*Data section*
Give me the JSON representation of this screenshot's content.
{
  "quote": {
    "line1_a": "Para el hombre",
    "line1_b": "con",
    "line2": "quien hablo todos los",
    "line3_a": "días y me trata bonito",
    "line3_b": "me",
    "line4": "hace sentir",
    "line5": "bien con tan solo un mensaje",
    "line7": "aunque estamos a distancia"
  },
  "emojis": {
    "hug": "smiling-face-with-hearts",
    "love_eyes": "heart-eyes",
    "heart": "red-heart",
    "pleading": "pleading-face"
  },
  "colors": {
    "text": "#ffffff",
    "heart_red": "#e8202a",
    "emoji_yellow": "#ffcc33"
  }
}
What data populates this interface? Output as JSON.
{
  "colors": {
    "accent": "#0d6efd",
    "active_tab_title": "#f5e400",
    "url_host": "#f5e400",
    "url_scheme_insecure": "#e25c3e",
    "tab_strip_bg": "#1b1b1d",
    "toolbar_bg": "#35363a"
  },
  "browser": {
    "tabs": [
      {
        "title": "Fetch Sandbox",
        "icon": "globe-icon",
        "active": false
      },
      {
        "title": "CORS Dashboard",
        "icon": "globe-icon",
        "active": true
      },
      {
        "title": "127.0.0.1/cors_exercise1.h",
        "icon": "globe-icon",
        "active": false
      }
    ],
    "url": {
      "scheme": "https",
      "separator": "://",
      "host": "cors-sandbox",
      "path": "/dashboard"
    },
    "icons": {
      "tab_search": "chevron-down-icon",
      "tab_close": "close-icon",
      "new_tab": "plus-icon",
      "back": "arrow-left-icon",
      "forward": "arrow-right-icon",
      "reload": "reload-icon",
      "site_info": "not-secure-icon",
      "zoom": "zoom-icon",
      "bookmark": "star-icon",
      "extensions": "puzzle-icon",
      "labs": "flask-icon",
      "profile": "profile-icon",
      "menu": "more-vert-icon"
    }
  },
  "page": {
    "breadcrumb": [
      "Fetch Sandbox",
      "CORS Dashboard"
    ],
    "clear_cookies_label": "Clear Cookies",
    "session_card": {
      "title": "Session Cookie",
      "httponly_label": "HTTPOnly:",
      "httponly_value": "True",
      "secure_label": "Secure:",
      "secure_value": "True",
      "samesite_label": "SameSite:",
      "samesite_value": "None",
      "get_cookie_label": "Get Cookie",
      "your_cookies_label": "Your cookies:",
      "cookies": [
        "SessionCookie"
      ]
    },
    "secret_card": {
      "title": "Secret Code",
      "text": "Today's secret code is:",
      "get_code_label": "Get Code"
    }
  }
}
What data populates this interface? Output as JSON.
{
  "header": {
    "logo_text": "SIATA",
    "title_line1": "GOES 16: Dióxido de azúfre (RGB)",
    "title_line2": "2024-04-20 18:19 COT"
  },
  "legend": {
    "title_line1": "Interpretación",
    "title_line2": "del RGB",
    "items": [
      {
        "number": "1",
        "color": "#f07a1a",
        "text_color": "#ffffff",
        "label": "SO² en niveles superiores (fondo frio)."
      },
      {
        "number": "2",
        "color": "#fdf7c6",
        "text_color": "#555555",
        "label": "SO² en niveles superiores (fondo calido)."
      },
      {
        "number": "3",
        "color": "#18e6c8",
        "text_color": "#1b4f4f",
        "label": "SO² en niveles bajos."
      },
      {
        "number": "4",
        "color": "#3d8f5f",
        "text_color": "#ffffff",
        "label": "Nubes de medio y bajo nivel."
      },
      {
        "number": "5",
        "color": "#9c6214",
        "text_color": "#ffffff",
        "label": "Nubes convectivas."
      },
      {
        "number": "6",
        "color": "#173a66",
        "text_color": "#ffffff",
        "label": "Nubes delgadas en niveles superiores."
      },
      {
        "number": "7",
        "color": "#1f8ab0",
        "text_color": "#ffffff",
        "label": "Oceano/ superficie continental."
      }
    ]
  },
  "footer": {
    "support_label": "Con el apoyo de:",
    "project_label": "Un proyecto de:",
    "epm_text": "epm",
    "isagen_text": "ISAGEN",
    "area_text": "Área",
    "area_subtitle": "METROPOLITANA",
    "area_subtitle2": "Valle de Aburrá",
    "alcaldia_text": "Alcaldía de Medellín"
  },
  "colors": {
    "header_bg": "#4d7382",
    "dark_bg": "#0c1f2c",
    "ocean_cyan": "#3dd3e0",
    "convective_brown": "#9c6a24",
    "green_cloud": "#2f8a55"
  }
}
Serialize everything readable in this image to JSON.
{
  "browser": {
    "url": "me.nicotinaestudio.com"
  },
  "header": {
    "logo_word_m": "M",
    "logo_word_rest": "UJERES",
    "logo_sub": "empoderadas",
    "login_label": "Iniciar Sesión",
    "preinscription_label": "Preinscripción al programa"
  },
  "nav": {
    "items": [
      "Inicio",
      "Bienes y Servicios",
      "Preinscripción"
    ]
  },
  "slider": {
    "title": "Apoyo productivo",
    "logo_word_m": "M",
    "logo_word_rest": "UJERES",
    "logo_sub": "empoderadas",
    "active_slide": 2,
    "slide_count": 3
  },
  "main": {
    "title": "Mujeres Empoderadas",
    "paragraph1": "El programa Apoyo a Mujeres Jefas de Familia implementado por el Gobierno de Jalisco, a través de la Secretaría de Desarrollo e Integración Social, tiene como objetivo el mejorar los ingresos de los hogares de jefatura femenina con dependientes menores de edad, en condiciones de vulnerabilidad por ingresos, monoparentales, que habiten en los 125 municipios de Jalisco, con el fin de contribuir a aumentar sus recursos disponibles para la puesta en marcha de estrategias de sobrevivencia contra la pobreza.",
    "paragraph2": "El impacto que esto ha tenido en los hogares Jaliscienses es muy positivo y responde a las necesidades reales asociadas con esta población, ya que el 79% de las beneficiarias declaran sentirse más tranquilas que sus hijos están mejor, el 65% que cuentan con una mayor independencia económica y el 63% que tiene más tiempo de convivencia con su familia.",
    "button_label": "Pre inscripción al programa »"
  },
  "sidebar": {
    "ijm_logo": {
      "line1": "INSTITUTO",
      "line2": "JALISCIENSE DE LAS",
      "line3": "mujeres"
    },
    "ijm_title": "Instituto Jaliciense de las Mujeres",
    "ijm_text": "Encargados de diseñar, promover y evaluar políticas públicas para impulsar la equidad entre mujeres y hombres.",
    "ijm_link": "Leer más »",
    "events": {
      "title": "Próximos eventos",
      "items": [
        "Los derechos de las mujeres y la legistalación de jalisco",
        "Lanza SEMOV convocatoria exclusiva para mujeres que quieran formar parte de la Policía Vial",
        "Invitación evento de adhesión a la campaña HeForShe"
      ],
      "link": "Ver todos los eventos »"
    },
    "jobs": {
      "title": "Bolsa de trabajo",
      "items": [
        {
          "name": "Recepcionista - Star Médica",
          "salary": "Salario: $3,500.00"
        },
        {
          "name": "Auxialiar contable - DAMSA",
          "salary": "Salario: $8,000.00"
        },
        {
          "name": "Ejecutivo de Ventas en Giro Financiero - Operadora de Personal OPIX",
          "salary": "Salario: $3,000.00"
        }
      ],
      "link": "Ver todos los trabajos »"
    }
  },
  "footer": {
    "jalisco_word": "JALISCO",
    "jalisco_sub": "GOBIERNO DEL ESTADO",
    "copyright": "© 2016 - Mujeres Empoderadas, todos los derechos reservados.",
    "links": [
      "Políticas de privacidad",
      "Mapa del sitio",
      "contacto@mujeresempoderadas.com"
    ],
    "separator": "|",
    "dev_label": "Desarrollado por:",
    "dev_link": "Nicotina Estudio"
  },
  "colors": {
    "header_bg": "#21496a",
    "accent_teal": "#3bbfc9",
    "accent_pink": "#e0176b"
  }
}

*Stated task*
Output all records verbatim.

*Response below*
Give me the JSON representation of this screenshot's content.
{
  "quote": {
    "line1_a": "Para el hombre",
    "line1_b": "con",
    "line2": "quien hablo todos los",
    "line3_a": "días y me trata bonito",
    "line3_b": "me",
    "line4": "hace sentir",
    "line5": "bien con tan solo un mensaje",
    "line7": "aunque estamos a distancia"
  },
  "emojis": {
    "hug": "smiling-face-with-hearts",
    "love_eyes": "heart-eyes",
    "heart": "red-heart",
    "pleading": "pleading-face"
  },
  "colors": {
    "text": "#ffffff",
    "heart_red": "#e8202a",
    "emoji_yellow": "#ffcc33"
  }
}
What data populates this interface? Output as JSON.
{
  "colors": {
    "accent": "#0d6efd",
    "active_tab_title": "#f5e400",
    "url_host": "#f5e400",
    "url_scheme_insecure": "#e25c3e",
    "tab_strip_bg": "#1b1b1d",
    "toolbar_bg": "#35363a"
  },
  "browser": {
    "tabs": [
      {
        "title": "Fetch Sandbox",
        "icon": "globe-icon",
        "active": false
      },
      {
        "title": "CORS Dashboard",
        "icon": "globe-icon",
        "active": true
      },
      {
        "title": "127.0.0.1/cors_exercise1.h",
        "icon": "globe-icon",
        "active": false
      }
    ],
    "url": {
      "scheme": "https",
      "separator": "://",
      "host": "cors-sandbox",
      "path": "/dashboard"
    },
    "icons": {
      "tab_search": "chevron-down-icon",
      "tab_close": "close-icon",
      "new_tab": "plus-icon",
      "back": "arrow-left-icon",
      "forward": "arrow-right-icon",
      "reload": "reload-icon",
      "site_info": "not-secure-icon",
      "zoom": "zoom-icon",
      "bookmark": "star-icon",
      "extensions": "puzzle-icon",
      "labs": "flask-icon",
      "profile": "profile-icon",
      "menu": "more-vert-icon"
    }
  },
  "page": {
    "breadcrumb": [
      "Fetch Sandbox",
      "CORS Dashboard"
    ],
    "clear_cookies_label": "Clear Cookies",
    "session_card": {
      "title": "Session Cookie",
      "httponly_label": "HTTPOnly:",
      "httponly_value": "True",
      "secure_label": "Secure:",
      "secure_value": "True",
      "samesite_label": "SameSite:",
      "samesite_value": "None",
      "get_cookie_label": "Get Cookie",
      "your_cookies_label": "Your cookies:",
      "cookies": [
        "SessionCookie"
      ]
    },
    "secret_card": {
      "title": "Secret Code",
      "text": "Today's secret code is:",
      "get_code_label": "Get Code"
    }
  }
}
What data populates this interface? Output as JSON.
{
  "header": {
    "logo_text": "SIATA",
    "title_line1": "GOES 16: Dióxido de azúfre (RGB)",
    "title_line2": "2024-04-20 18:19 COT"
  },
  "legend": {
    "title_line1": "Interpretación",
    "title_line2": "del RGB",
    "items": [
      {
        "number": "1",
        "color": "#f07a1a",
        "text_color": "#ffffff",
        "label": "SO² en niveles superiores (fondo frio)."
      },
      {
        "number": "2",
        "color": "#fdf7c6",
        "text_color": "#555555",
        "label": "SO² en niveles superiores (fondo calido)."
      },
      {
        "number": "3",
        "color": "#18e6c8",
        "text_color": "#1b4f4f",
        "label": "SO² en niveles bajos."
      },
      {
        "number": "4",
        "color": "#3d8f5f",
        "text_color": "#ffffff",
        "label": "Nubes de medio y bajo nivel."
      },
      {
        "number": "5",
        "color": "#9c6214",
        "text_color": "#ffffff",
        "label": "Nubes convectivas."
      },
      {
        "number": "6",
        "color": "#173a66",
        "text_color": "#ffffff",
        "label": "Nubes delgadas en niveles superiores."
      },
      {
        "number": "7",
        "color": "#1f8ab0",
        "text_color": "#ffffff",
        "label": "Oceano/ superficie continental."
      }
    ]
  },
  "footer": {
    "support_label": "Con el apoyo de:",
    "project_label": "Un proyecto de:",
    "epm_text": "epm",
    "isagen_text": "ISAGEN",
    "area_text": "Área",
    "area_subtitle": "METROPOLITANA",
    "area_subtitle2": "Valle de Aburrá",
    "alcaldia_text": "Alcaldía de Medellín"
  },
  "colors": {
    "header_bg": "#4d7382",
    "dark_bg": "#0c1f2c",
    "ocean_cyan": "#3dd3e0",
    "convective_brown": "#9c6a24",
    "green_cloud": "#2f8a55"
  }
}
Serialize everything readable in this image to JSON.
{
  "browser": {
    "url": "me.nicotinaestudio.com"
  },
  "header": {
    "logo_word_m": "M",
    "logo_word_rest": "UJERES",
    "logo_sub": "empoderadas",
    "login_label": "Iniciar Sesión",
    "preinscription_label": "Preinscripción al programa"
  },
  "nav": {
    "items": [
      "Inicio",
      "Bienes y Servicios",
      "Preinscripción"
    ]
  },
  "slider": {
    "title": "Apoyo productivo",
    "logo_word_m": "M",
    "logo_word_rest": "UJERES",
    "logo_sub": "empoderadas",
    "active_slide": 2,
    "slide_count": 3
  },
  "main": {
    "title": "Mujeres Empoderadas",
    "paragraph1": "El programa Apoyo a Mujeres Jefas de Familia implementado por el Gobierno de Jalisco, a través de la Secretaría de Desarrollo e Integración Social, tiene como objetivo el mejorar los ingresos de los hogares de jefatura femenina con dependientes menores de edad, en condiciones de vulnerabilidad por ingresos, monoparentales, que habiten en los 125 municipios de Jalisco, con el fin de contribuir a aumentar sus recursos disponibles para la puesta en marcha de estrategias de sobrevivencia contra la pobreza.",
    "paragraph2": "El impacto que esto ha tenido en los hogares Jaliscienses es muy positivo y responde a las necesidades reales asociadas con esta población, ya que el 79% de las beneficiarias declaran sentirse más tranquilas que sus hijos están mejor, el 65% que cuentan con una mayor independencia económica y el 63% que tiene más tiempo de convivencia con su familia.",
    "button_label": "Pre inscripción al programa »"
  },
  "sidebar": {
    "ijm_logo": {
      "line1": "INSTITUTO",
      "line2": "JALISCIENSE DE LAS",
      "line3": "mujeres"
    },
    "ijm_title": "Instituto Jaliciense de las Mujeres",
    "ijm_text": "Encargados de diseñar, promover y evaluar políticas públicas para impulsar la equidad entre mujeres y hombres.",
    "ijm_link": "Leer más »",
    "events": {
      "title": "Próximos eventos",
      "items": [
        "Los derechos de las mujeres y la legistalación de jalisco",
        "Lanza SEMOV convocatoria exclusiva para mujeres que quieran formar parte de la Policía Vial",
        "Invitación evento de adhesión a la campaña HeForShe"
      ],
      "link": "Ver todos los eventos »"
    },
    "jobs": {
      "title": "Bolsa de trabajo",
      "items": [
        {
          "name": "Recepcionista - Star Médica",
          "salary": "Salario: $3,500.00"
        },
        {
          "name": "Auxialiar contable - DAMSA",
          "salary": "Salario: $8,000.00"
        },
        {
          "name": "Ejecutivo de Ventas en Giro Financiero - Operadora de Personal OPIX",
          "salary": "Salario: $3,000.00"
        }
      ],
      "link": "Ver todos los trabajos »"
    }
  },
  "footer": {
    "jalisco_word": "JALISCO",
    "jalisco_sub": "GOBIERNO DEL ESTADO",
    "copyright": "© 2016 - Mujeres Empoderadas, todos los derechos reservados.",
    "links": [
      "Políticas de privacidad",
      "Mapa del sitio",
      "contacto@mujeresempoderadas.com"
    ],
    "separator": "|",
    "dev_label": "Desarrollado por:",
    "dev_link": "Nicotina Estudio"
  },
  "colors": {
    "header_bg": "#21496a",
    "accent_teal": "#3bbfc9",
    "accent_pink": "#e0176b"
  }
}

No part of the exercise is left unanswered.